* **Set task 1**: In the call-handling discussion, what was the call handling target per call?
* **Set task 2**: Continue the call-handling discussion from the point where it stops.

* **Document excerpt**:
------------
Possibly. But I'm guessing that requires written qualifications rather
than just experience. I don't know though...
>> Well, this is it. The call handling target *was* 500 seconds per call.
>> It should be self-evident that this is completely impossible.
>
> Not at all.
Do you have any idea how many things "must" happen during a call? You
"must" read the standard greeting, you "must" ask a set of questions to
determine that you're speaking to somebody authorised to discuss the
account, you "must" formally appologise for loss of service, you "must"
explain to the customer how to check their own equipment, you "must"
warn the customer that if an engineer is sent, there may be charges
applied (and explain the whole price structure), you "must" conclude the
call be summarising the actions that will be carried out, you "must" get
the customer to verbally agree to your summary, etc. There are huge long
lists of stuff you "must" do - all in 500 seconds? I don't think so.
------------
[Layout region records]
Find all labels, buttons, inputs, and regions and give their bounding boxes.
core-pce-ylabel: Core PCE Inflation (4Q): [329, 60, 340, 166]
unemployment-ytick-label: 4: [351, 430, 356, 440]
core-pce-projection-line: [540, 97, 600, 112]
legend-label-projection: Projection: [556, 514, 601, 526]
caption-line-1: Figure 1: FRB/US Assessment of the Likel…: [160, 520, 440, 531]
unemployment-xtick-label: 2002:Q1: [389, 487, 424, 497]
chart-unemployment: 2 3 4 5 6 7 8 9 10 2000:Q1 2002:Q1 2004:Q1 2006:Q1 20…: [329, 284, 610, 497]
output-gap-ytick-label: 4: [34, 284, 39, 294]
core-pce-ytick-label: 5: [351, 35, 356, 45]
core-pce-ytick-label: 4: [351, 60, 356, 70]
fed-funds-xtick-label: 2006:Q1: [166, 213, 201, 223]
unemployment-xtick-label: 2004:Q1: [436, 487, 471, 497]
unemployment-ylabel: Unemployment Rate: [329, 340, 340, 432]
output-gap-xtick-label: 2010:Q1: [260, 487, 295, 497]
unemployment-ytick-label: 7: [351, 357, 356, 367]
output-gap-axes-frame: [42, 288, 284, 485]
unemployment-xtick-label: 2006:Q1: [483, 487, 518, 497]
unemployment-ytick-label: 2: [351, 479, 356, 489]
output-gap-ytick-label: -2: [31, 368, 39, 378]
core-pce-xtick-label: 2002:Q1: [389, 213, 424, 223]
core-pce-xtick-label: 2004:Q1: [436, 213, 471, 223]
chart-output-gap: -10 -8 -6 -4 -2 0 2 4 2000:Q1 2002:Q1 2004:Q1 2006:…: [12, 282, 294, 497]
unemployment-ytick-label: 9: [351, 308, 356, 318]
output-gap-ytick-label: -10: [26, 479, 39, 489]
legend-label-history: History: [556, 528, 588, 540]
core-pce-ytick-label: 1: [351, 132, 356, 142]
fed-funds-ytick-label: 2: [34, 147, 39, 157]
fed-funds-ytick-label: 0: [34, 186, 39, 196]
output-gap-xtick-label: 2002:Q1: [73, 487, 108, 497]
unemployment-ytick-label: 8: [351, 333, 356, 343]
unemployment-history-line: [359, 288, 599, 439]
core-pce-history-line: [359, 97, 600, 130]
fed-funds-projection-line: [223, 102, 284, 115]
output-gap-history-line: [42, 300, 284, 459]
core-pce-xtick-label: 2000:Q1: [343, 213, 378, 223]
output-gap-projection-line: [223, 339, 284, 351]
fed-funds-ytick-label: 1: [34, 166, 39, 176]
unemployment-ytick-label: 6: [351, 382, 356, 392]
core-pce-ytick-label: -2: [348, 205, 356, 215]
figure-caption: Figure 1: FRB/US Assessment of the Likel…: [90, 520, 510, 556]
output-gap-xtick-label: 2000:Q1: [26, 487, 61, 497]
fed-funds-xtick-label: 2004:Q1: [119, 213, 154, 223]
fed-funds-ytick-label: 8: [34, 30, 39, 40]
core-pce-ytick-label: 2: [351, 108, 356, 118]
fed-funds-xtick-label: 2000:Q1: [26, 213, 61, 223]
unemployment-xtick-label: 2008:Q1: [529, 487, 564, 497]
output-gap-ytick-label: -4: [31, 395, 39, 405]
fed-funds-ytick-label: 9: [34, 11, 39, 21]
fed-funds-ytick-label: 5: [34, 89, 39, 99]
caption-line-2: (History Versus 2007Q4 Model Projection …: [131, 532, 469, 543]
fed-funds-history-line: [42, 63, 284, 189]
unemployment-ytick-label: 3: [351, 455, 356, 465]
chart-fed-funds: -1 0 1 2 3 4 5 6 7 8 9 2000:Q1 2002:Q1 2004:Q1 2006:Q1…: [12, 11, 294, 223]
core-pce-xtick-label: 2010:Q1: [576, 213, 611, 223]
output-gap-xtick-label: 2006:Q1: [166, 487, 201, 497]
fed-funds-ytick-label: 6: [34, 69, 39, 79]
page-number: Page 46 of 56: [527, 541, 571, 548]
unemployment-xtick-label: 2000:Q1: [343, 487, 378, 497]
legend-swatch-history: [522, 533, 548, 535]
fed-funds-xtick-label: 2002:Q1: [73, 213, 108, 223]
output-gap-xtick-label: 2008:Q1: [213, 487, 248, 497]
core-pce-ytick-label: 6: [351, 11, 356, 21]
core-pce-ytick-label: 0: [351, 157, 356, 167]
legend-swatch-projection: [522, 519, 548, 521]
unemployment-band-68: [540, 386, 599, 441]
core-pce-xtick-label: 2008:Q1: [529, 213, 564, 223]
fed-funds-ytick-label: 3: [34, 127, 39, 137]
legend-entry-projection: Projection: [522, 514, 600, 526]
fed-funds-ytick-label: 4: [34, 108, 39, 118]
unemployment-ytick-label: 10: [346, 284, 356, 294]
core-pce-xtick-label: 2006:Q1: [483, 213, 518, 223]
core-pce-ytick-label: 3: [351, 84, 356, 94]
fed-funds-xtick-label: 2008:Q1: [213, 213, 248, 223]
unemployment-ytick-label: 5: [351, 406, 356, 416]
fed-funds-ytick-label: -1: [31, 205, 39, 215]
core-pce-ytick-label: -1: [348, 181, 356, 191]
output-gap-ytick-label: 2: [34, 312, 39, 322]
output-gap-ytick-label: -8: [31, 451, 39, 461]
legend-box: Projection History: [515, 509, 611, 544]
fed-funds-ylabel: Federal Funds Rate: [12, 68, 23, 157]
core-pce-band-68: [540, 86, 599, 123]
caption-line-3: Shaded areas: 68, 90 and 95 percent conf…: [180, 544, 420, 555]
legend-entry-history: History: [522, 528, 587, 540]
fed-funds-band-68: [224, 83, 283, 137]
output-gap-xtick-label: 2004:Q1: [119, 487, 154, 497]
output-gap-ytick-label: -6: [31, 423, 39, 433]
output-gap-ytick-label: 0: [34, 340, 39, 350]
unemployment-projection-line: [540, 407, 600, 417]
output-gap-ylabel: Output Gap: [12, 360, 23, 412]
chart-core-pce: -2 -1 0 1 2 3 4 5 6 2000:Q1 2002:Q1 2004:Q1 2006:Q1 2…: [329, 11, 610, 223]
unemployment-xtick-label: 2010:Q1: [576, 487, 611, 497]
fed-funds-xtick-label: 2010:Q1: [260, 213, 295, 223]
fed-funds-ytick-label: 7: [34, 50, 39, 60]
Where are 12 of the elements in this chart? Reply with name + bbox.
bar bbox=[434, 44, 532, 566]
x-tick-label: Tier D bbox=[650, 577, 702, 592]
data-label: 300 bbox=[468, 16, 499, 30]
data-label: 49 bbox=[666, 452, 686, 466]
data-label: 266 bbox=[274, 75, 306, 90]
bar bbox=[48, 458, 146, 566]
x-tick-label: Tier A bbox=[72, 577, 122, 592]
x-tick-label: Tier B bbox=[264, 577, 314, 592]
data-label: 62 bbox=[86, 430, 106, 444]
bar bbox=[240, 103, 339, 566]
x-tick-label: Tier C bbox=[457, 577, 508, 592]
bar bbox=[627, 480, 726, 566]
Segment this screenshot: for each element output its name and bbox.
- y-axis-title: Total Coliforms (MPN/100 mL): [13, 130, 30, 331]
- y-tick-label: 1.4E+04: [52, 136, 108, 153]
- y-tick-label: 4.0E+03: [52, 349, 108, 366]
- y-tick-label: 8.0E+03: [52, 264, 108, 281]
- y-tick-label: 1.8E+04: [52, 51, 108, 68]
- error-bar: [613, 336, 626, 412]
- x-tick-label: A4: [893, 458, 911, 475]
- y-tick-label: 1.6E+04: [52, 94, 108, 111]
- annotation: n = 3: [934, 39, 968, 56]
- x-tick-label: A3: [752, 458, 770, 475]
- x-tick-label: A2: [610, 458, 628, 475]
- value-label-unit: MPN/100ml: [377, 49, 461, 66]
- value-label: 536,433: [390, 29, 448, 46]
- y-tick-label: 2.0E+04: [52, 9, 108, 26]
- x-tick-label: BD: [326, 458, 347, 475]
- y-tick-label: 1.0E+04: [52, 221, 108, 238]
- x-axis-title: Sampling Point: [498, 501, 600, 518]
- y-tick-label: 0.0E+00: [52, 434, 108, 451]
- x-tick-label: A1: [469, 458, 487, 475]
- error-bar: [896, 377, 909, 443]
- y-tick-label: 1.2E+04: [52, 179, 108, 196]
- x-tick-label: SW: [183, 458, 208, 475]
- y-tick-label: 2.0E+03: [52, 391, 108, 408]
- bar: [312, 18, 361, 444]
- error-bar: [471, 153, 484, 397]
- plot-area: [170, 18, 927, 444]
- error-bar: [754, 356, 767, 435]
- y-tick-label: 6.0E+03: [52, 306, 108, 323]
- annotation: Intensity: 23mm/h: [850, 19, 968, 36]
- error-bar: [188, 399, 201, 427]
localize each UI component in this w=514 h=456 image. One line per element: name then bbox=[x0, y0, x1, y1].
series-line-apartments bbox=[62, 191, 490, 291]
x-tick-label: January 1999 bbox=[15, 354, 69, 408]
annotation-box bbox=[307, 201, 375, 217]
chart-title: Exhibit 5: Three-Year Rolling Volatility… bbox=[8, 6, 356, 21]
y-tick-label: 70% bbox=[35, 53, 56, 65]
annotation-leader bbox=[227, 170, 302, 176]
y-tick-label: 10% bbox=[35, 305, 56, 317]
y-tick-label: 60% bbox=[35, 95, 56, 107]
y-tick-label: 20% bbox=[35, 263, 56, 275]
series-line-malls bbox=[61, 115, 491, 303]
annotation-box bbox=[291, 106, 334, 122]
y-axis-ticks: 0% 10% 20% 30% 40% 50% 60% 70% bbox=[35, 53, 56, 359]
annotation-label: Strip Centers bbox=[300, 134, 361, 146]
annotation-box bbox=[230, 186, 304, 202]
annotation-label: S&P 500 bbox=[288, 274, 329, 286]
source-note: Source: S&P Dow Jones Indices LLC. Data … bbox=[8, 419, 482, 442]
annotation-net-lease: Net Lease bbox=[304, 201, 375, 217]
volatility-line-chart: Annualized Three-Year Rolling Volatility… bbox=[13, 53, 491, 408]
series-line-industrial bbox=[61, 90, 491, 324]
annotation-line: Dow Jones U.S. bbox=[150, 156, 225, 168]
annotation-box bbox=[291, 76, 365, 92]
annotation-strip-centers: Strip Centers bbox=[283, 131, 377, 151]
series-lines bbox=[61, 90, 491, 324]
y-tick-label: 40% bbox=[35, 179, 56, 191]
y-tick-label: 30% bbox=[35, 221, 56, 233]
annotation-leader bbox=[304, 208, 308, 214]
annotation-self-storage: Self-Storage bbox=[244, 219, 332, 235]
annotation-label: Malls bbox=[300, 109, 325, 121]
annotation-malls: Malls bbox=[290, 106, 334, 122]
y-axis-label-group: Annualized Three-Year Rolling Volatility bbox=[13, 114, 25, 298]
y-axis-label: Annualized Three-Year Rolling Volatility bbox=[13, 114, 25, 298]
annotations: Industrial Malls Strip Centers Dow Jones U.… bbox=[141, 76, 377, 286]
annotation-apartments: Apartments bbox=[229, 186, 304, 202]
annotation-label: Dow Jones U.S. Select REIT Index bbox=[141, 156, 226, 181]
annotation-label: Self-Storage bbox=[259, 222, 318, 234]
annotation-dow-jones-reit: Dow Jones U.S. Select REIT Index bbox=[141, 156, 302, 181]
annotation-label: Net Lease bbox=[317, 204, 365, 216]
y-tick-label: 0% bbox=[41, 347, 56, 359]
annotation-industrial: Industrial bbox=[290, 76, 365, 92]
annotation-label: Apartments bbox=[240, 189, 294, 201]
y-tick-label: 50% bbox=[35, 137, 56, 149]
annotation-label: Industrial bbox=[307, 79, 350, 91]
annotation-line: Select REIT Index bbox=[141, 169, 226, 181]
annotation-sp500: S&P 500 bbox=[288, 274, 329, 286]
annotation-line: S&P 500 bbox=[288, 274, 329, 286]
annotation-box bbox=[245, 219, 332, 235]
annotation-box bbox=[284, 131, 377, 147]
------------
* **Written response 1**: The target was 500 seconds per call.

* **Written response 2**:
>> - If somebody calls you and spends 25 minutes screaming at you about
>> how **** your company is before they will even tell you what they're
>> calling about, you cannot complete the call in 500 seconds. [Yes, this
>> is apparently a *daily* occurrance. Some people apparently think
>> they're important or something.]
>
> I really can't imagine why she cares, other than it takes too long. I
> can't imagine how that could bother you emotionally, to have some loonie
> ranting about the company you work for.
The first two or three calls? Yeah, you don't care. After the 50th call
of the day, when you're already tired and stressed and you've got a
manager breathing down your neck and yelling at you to work faster and
you just want to go home and all anybody has done all day is yell at
you... it starts to get to you. Especially when this is all your life
consists of, almost every day.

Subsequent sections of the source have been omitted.